DATASET ROWS:
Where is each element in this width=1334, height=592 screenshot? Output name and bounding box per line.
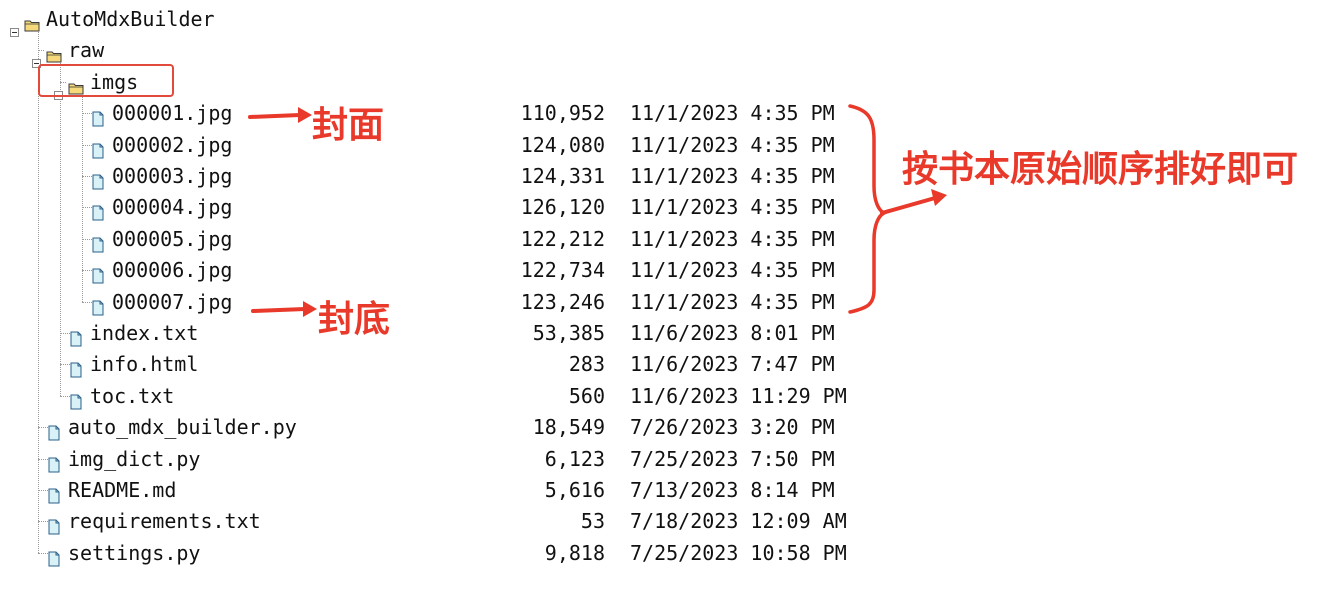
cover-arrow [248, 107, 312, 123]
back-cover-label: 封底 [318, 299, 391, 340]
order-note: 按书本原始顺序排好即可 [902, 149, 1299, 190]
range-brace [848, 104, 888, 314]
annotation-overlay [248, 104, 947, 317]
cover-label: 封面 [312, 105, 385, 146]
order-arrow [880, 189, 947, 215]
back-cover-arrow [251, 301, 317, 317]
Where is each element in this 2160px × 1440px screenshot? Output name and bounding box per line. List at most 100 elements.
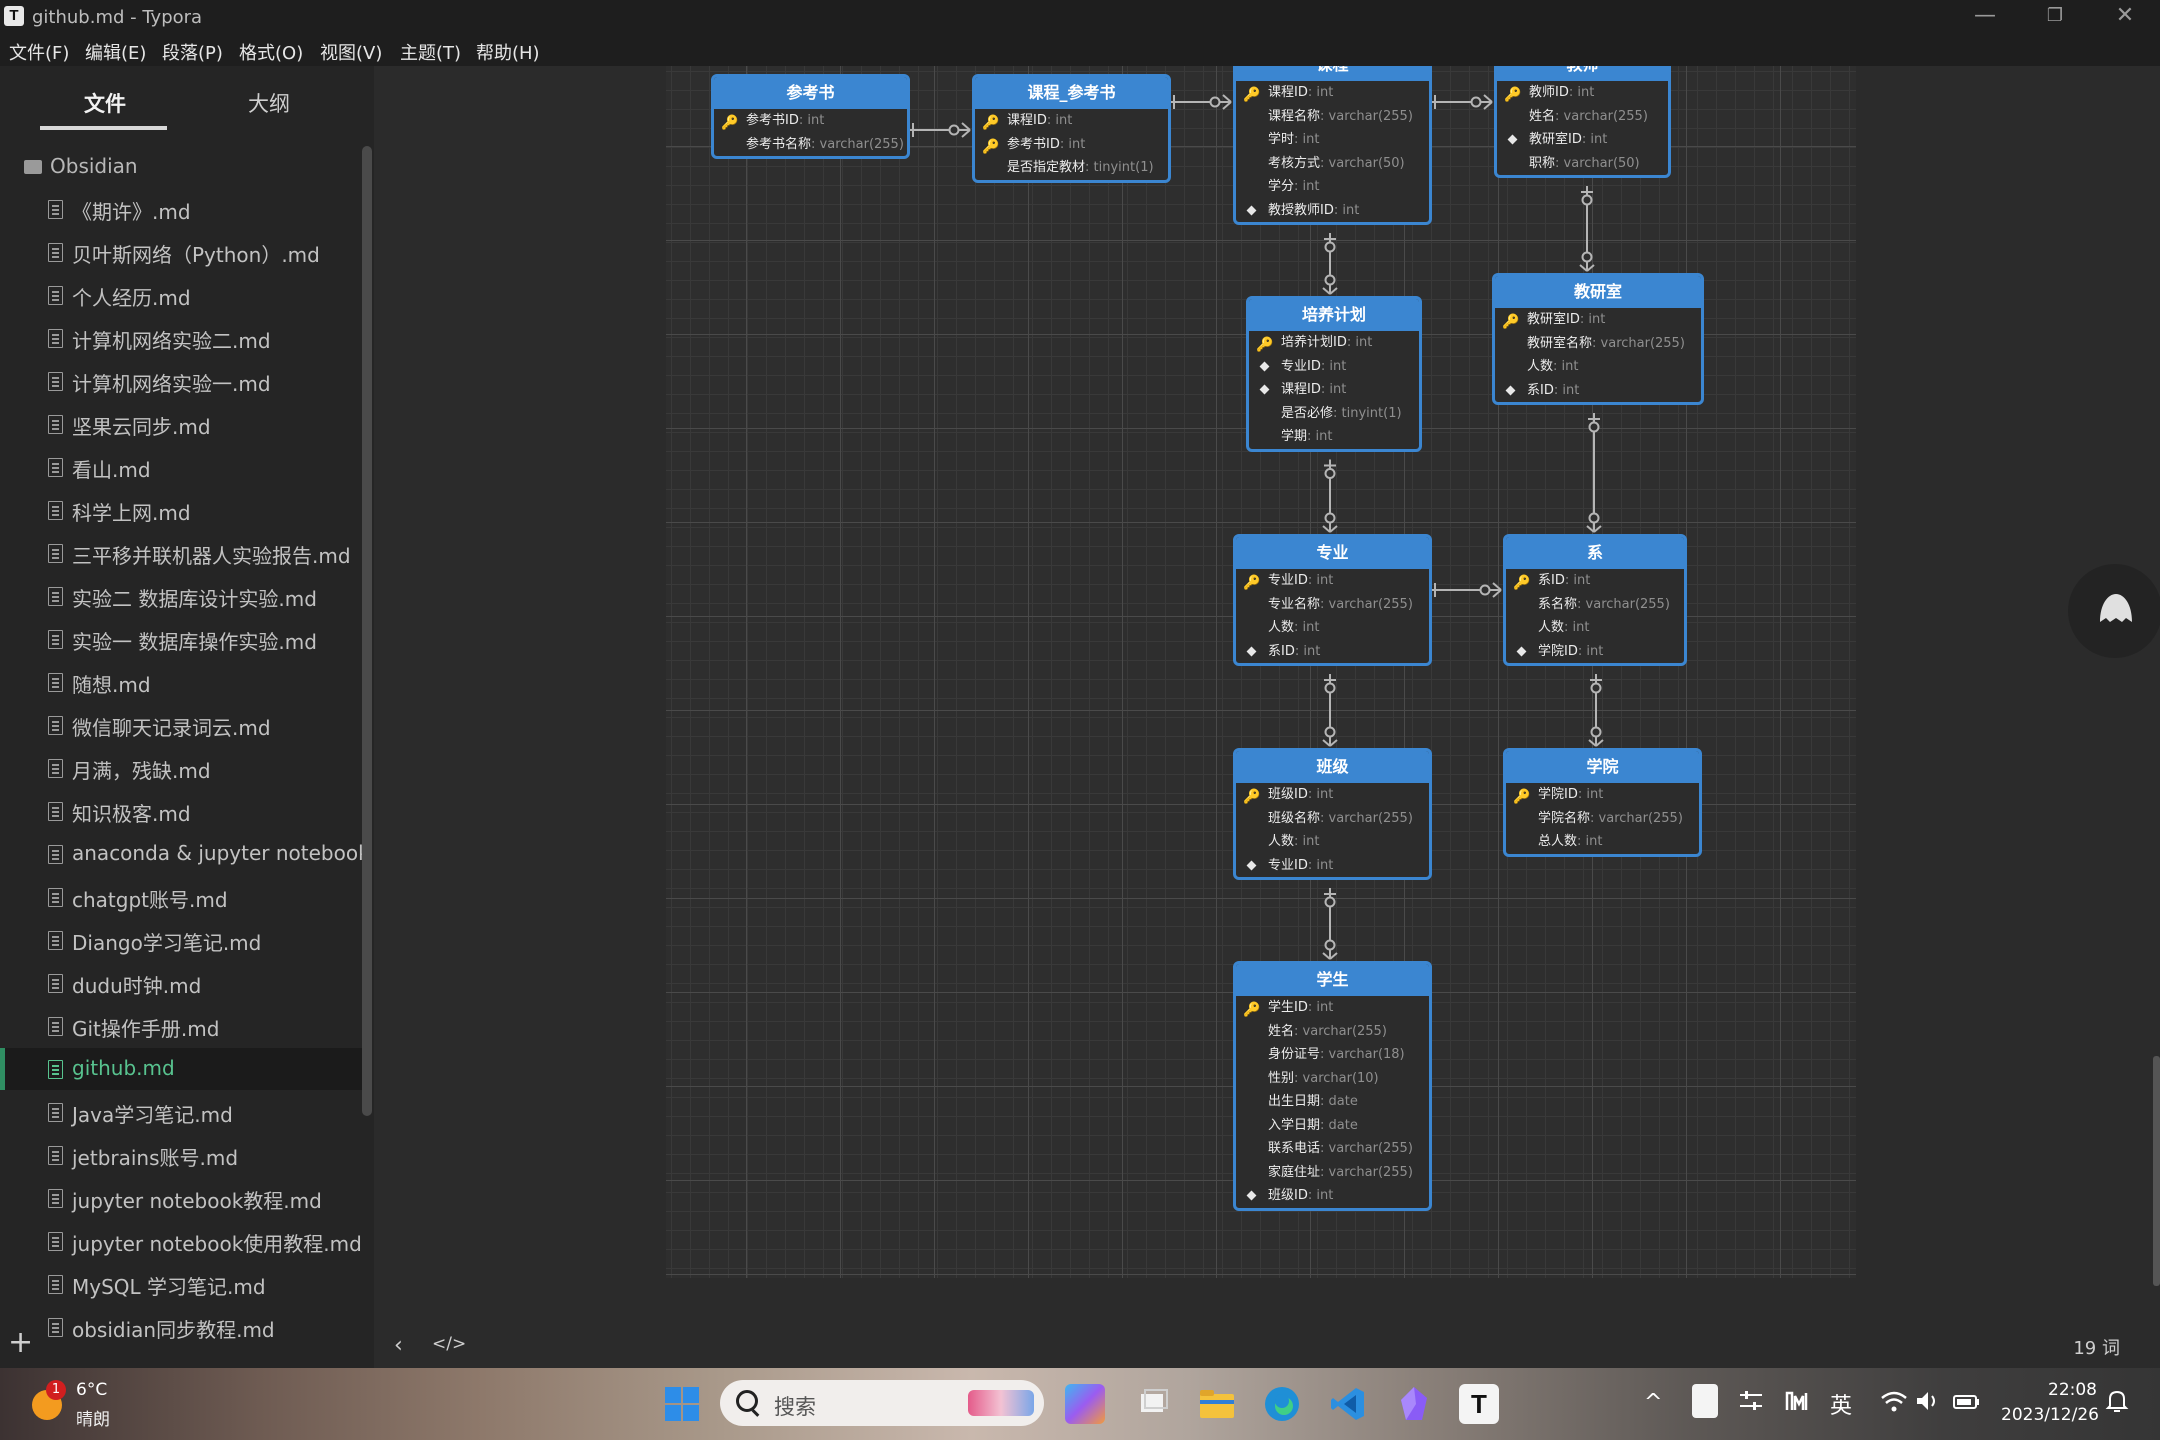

GOAL: Output every line of the entries above as a Markdown table with two columns, "Row" for the row number and "Line" for the line's text, skipping blank lines and leaving out the pictures.

RESULT OF THE TASK:
| Row | Line |
|---|---|
| 1 | Where is each element in this width=1334, height=592 screenshot? Output name and bounding box per line. |
| 2 | cover-arrow [248, 107, 312, 123] |
| 3 | back-cover-label: 封底 [318, 299, 391, 340] |
| 4 | order-note: 按书本原始顺序排好即可 [902, 149, 1299, 190] |
| 5 | range-brace [848, 104, 888, 314] |
| 6 | annotation-overlay [248, 104, 947, 317] |
| 7 | cover-label: 封面 [312, 105, 385, 146] |
| 8 | order-arrow [880, 189, 947, 215] |
| 9 | back-cover-arrow [251, 301, 317, 317] |
| 10 | Where is each element in this 2160px × 1440px screenshot? Output name and bounding box per line. List at most 100 elements. |